## Text excerpt
______________________________
The plinth does a very good job, but the finnish is not top.

Next step is to mount the Moerch arm.

I will then look at damping the SP-10 frame and also the bearing housing.
Regards
Nils
 
Would it be of interest to examine the heat generated at the cap and bearing as evidence of friction? Just a thought...would be hard to measure I suppose. Would probably be best tested using a rig of some sort I suppose. Could also check for expansion and contraction of the material. Probably negligible and unnecessary.
 
The top part of the plinth I constructed several years ago inspired by the Cotter plinth as it is described on the soundfountain.com web page. (A PLINTH - TURNTABLE BASE for TECHNICS SP-10 mk2/MkIII Direct Drive -SL-1000 DD Professional Studio Turntable )Top layer is Corian, then several layers of aluminium, mdf and hdf.

The plinth does a very good job, but the finnish is not top.

Next step is to mount the Moerch arm.

I will then look at damping the SP-10 frame and also the bearing housing.

I suspect that it might be logical to exploit some of the techniques used in certain isolation platforms. In particular those coming from Symposium Acoustics. Their essential strategy is to conduct spurious vibes and resonances away from the component on top of it down into the platform center where it is claimed to be dissipated. According to their hype they do this by stacking layers of different materials where each has a different material density. Typically, the top layer is the most dense and the center material is the least dense. then this is then mirrored about its center to provide the same layer structure to the bottom side of the platform.

It wouldn't be difficult to duplicate this scheme into a plinth build. And it would not be difficult to use the same or at least similar materials they use. Aluminum or stainless steel at the outer surfaces, then different densities of structural foam for the 2nd and middle layers with the least dense foam at center.

I've spent some time and energy with the application of external damping materials, like Dynamat, to the under sides of Turntable chassis. In particular one TD160C. Doing this I was certainly able to alter the sound of the deck to some small degree. In retrospect I'm not so certain that it was a change for the better. There is the possibility, when using visco-elastic materials to damp a vibrating surface, that the rubbery dampening material stores the vibration energy within it for a while then releases this energy back into the substance that it is contact with. At least that is popular lore. Someone somewhere needs to measure this to prove or disprove it.
______________________________
## Given problem 1
In the rows, copy word for word the lines beginning with the one that has "- column-divider: [315, 390, 316, 514]" and ending after the one that has "- delete-button: Delete: [574, 522, 672, 544]".
The text above and the rows that follow come from unrelated sources.
______________________________
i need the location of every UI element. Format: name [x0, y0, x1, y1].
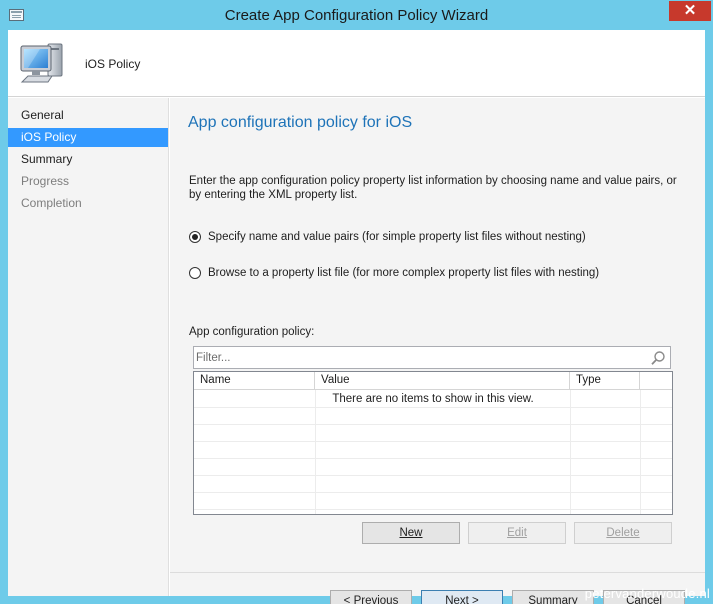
- column-divider: [315, 390, 316, 514]
- row-divider: [194, 441, 672, 442]
- wizard-steps-nav: General iOS Policy Summary Progress Comp…: [8, 98, 169, 596]
- new-button[interactable]: New: [362, 522, 460, 544]
- edit-button-label: Edit: [507, 527, 527, 539]
- watermark-text: petervanderwoude.nl: [584, 586, 710, 601]
- row-divider: [194, 458, 672, 459]
- page-description: Enter the app configuration policy prope…: [189, 175, 677, 201]
- column-divider: [570, 390, 571, 514]
- next-button[interactable]: Next >: [421, 590, 503, 604]
- column-divider: [640, 390, 641, 514]
- empty-list-message: There are no items to show in this view.: [332, 393, 534, 405]
- option-label: Browse to a property list file (for more…: [208, 267, 600, 279]
- row-divider: [194, 475, 672, 476]
- search-icon[interactable]: [650, 350, 666, 366]
- page-title: App configuration policy for iOS: [188, 114, 413, 131]
- radio-button-checked[interactable]: [189, 231, 201, 243]
- previous-button-label: < Previous: [343, 595, 399, 604]
- row-divider: [194, 407, 672, 408]
- close-button[interactable]: ✕: [669, 1, 711, 21]
- header-step-label: iOS Policy: [85, 57, 141, 71]
- filter-box[interactable]: [193, 346, 671, 369]
- title-bar[interactable]: Create App Configuration Policy Wizard ✕: [0, 0, 713, 30]
- table-header: Name Value Type: [194, 372, 672, 390]
- column-header-name[interactable]: Name: [194, 372, 315, 390]
- new-button-label: New: [399, 527, 423, 539]
- filter-input[interactable]: [196, 350, 636, 365]
- row-divider: [194, 509, 672, 510]
- nav-item-ios-policy[interactable]: iOS Policy: [8, 128, 168, 147]
- nav-item-progress: Progress: [21, 174, 70, 188]
- policy-list-table[interactable]: Name Value Type There are no items to sh…: [193, 371, 673, 515]
- nav-item-general[interactable]: General: [8, 106, 168, 125]
- column-header-value[interactable]: Value: [315, 372, 570, 390]
- window-title: Create App Configuration Policy Wizard: [224, 7, 489, 24]
- delete-button: Delete: [574, 522, 672, 544]
- wizard-page: App configuration policy for iOS Enter t…: [170, 98, 705, 604]
- previous-button[interactable]: < Previous: [330, 590, 412, 604]
- column-header-type[interactable]: Type: [570, 372, 640, 390]
- option-label: Specify name and value pairs (for simple…: [208, 231, 586, 243]
- nav-item-summary[interactable]: Summary: [8, 150, 168, 169]
- summary-button[interactable]: Summary: [512, 590, 594, 604]
- next-button-label: Next >: [445, 595, 479, 604]
- summary-button-label: Summary: [528, 595, 578, 604]
- nav-item-completion: Completion: [21, 196, 82, 210]
- row-divider: [194, 424, 672, 425]
- policy-list-label: App configuration policy:: [189, 326, 315, 338]
- computer-monitor-icon: [20, 43, 63, 83]
- row-divider: [194, 492, 672, 493]
- wizard-header: iOS Policy: [8, 30, 705, 97]
- radio-button[interactable]: [189, 267, 201, 279]
- delete-button-label: Delete: [606, 527, 640, 539]
- footer-divider: [170, 572, 705, 573]
- edit-button: Edit: [468, 522, 566, 544]
- wizard-client-area: iOS Policy General iOS Policy Summary Pr…: [8, 30, 705, 604]
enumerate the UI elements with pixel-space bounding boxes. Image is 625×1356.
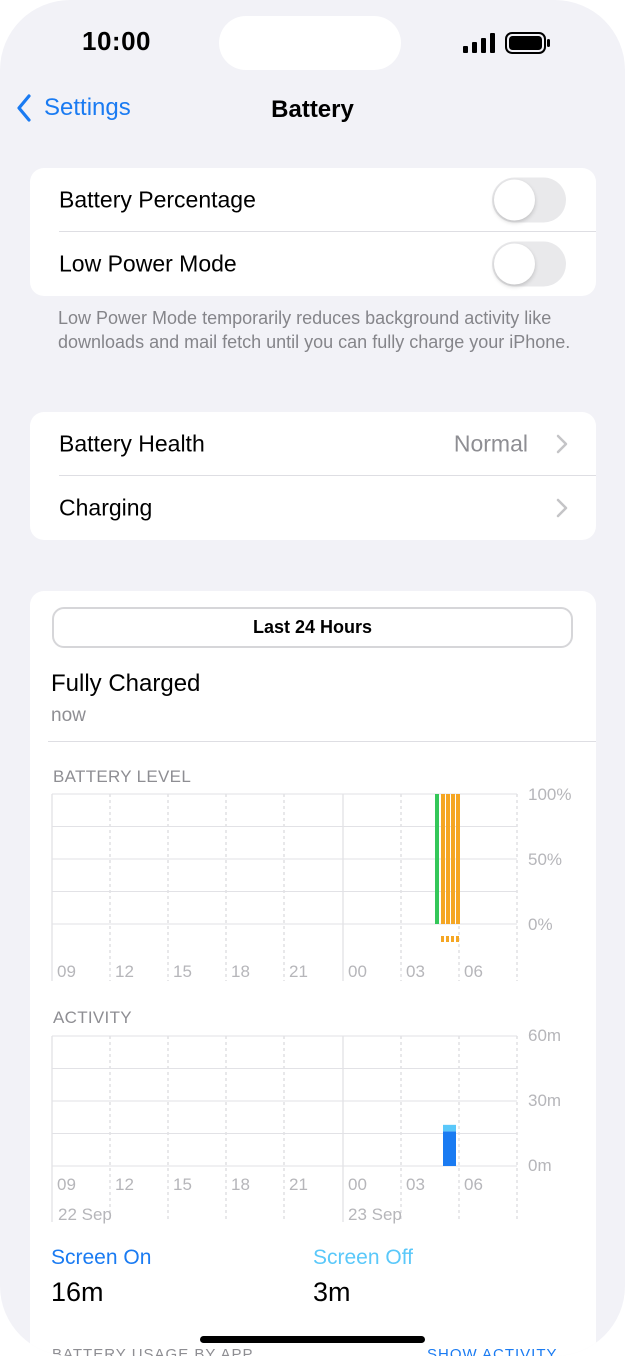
activity-bars <box>443 1124 456 1166</box>
screen-off-value: 3m <box>313 1277 351 1307</box>
charging-bar <box>456 794 460 924</box>
battery-ytick-100: 100% <box>528 785 572 804</box>
x-tick-label: 06 <box>464 962 483 981</box>
x-tick-label: 12 <box>115 962 134 981</box>
chevron-right-icon <box>556 498 568 518</box>
home-indicator[interactable] <box>200 1336 425 1343</box>
divider <box>48 741 596 742</box>
activity-ytick-0: 0m <box>528 1156 552 1175</box>
screen-on-bar <box>443 1131 456 1166</box>
battery-health-value: Normal <box>453 430 528 457</box>
charging-bar <box>441 794 445 924</box>
low-power-mode-label: Low Power Mode <box>59 250 237 277</box>
activity-chart <box>51 1035 518 1222</box>
dynamic-island <box>219 16 401 70</box>
toggle-knob <box>494 179 535 221</box>
charge-status-title: Fully Charged <box>51 670 201 697</box>
battery-percentage-label: Battery Percentage <box>59 186 256 213</box>
activity-title: ACTIVITY <box>53 1008 132 1027</box>
battery-ytick-0: 0% <box>528 915 553 934</box>
charging-indicator <box>451 936 454 942</box>
charging-label: Charging <box>59 494 153 521</box>
last-24-hours-segment[interactable]: Last 24 Hours <box>52 607 573 648</box>
battery-percentage-row: Battery Percentage <box>30 168 596 232</box>
charging-indicator <box>441 936 444 942</box>
toggles-card: Battery Percentage Low Power Mode <box>30 168 596 296</box>
x-tick-label: 09 <box>57 1175 76 1194</box>
toggle-knob <box>494 243 535 285</box>
activity-ytick-60: 60m <box>528 1026 562 1045</box>
charging-bar <box>451 794 455 924</box>
x-tick-label: 21 <box>289 1175 308 1194</box>
status-time: 10:00 <box>82 26 151 56</box>
x-tick-label: 18 <box>231 962 250 981</box>
charge-status-time: now <box>51 705 86 726</box>
screen-off-label: Screen Off <box>313 1246 413 1269</box>
battery-level-bar <box>435 794 439 924</box>
x-tick-label: 00 <box>348 1175 367 1194</box>
x-tick-label: 00 <box>348 962 367 981</box>
health-card: Battery Health Normal Charging <box>30 412 596 540</box>
page-title: Battery <box>271 96 354 123</box>
signal-icon <box>463 33 495 53</box>
x-tick-label: 09 <box>57 962 76 981</box>
x-tick-label: 18 <box>231 1175 250 1194</box>
charging-indicator <box>456 936 459 942</box>
charging-bar <box>446 794 450 924</box>
x-tick-label: 06 <box>464 1175 483 1194</box>
low-power-mode-row: Low Power Mode <box>30 232 596 296</box>
screen-on-value: 16m <box>51 1277 104 1307</box>
x-tick-label: 21 <box>289 962 308 981</box>
charging-indicator <box>446 936 449 942</box>
phone-screen: 10:00 Settings Battery Battery Percentag… <box>0 0 625 1356</box>
battery-health-label: Battery Health <box>59 430 205 457</box>
charging-row[interactable]: Charging <box>30 476 596 540</box>
low-power-mode-toggle[interactable] <box>492 241 566 287</box>
date-label-23-sep: 23 Sep <box>348 1205 402 1224</box>
show-activity-link[interactable]: SHOW ACTIVITY <box>427 1346 558 1356</box>
battery-percentage-toggle[interactable] <box>492 177 566 223</box>
battery-level-bars <box>435 794 460 942</box>
battery-icon <box>505 32 550 54</box>
x-tick-label: 03 <box>406 1175 425 1194</box>
activity-ytick-30: 30m <box>528 1091 562 1110</box>
low-power-footnote: Low Power Mode temporarily reduces backg… <box>58 308 571 352</box>
battery-level-chart <box>51 793 518 981</box>
screen-on-label: Screen On <box>51 1246 152 1269</box>
date-label-22-sep: 22 Sep <box>58 1205 112 1224</box>
x-tick-label: 15 <box>173 962 192 981</box>
usage-by-app-header: BATTERY USAGE BY APP <box>52 1346 254 1356</box>
x-tick-label: 03 <box>406 962 425 981</box>
battery-ytick-50: 50% <box>528 850 563 869</box>
screen-off-bar <box>443 1124 456 1132</box>
chevron-right-icon <box>556 434 568 454</box>
battery-health-row[interactable]: Battery Health Normal <box>30 412 596 476</box>
x-tick-label: 12 <box>115 1175 134 1194</box>
x-tick-label: 15 <box>173 1175 192 1194</box>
______________________________
## Given problem 2
Condense the paragraph in the turntable plinth discussion that begins "I suspect that it might be logical" into a short bulleted list that keeps its main facts.

## Full output 1
- column-divider: [315, 390, 316, 514]
- row-divider: [194, 441, 672, 442]
- wizard-steps-nav: General iOS Policy Summary Progress Comp…: [8, 98, 169, 596]
- new-button[interactable]: New: [362, 522, 460, 544]
- edit-button-label: Edit: [507, 527, 527, 539]
- watermark-text: petervanderwoude.nl: [584, 586, 710, 601]
- row-divider: [194, 458, 672, 459]
- page-description: Enter the app configuration policy prope…: [189, 175, 677, 201]
- column-divider: [570, 390, 571, 514]
- next-button[interactable]: Next >: [421, 590, 503, 604]
- column-divider: [640, 390, 641, 514]
- empty-list-message: There are no items to show in this view.: [332, 393, 534, 405]
- option-label: Browse to a property list file (for more…: [208, 267, 600, 279]
- row-divider: [194, 475, 672, 476]
- search-icon[interactable]: [650, 350, 666, 366]
- page-title: App configuration policy for iOS: [188, 114, 413, 131]
- radio-button-checked[interactable]: [189, 231, 201, 243]
- previous-button-label: < Previous: [343, 595, 399, 604]
- row-divider: [194, 407, 672, 408]
- close-button[interactable]: ✕: [669, 1, 711, 21]
- header-step-label: iOS Policy: [85, 57, 141, 71]
- filter-box[interactable]: [193, 346, 671, 369]
- title-bar[interactable]: Create App Configuration Policy Wizard ✕: [0, 0, 713, 30]
- table-header: Name Value Type: [194, 372, 672, 390]
- column-header-name[interactable]: Name: [194, 372, 315, 390]
- new-button-label: New: [399, 527, 423, 539]
- filter-input[interactable]: [196, 350, 636, 365]
- row-divider: [194, 509, 672, 510]
- nav-item-ios-policy[interactable]: iOS Policy: [8, 128, 168, 147]
- nav-item-progress: Progress: [21, 174, 70, 188]
- policy-list-table[interactable]: Name Value Type There are no items to sh…: [193, 371, 673, 515]
- nav-item-general[interactable]: General: [8, 106, 168, 125]
- column-header-value[interactable]: Value: [315, 372, 570, 390]
- window-title: Create App Configuration Policy Wizard: [224, 7, 489, 24]
- delete-button: Delete: [574, 522, 672, 544]

## Full output 2
- Techniques from certain isolation platforms, especially those from Symposium Acoustics, might be worth using.
- Symposium's strategy is to carry unwanted vibrations and resonances away from the component on top and down into the platform's center, where they are said to dissipate.
- According to the company's claims, this works by stacking layers of materials with different densities.
- The top layer is typically the densest and the center layer the least dense.
- The layer order is mirrored about the center, so the bottom side has the same structure as the top.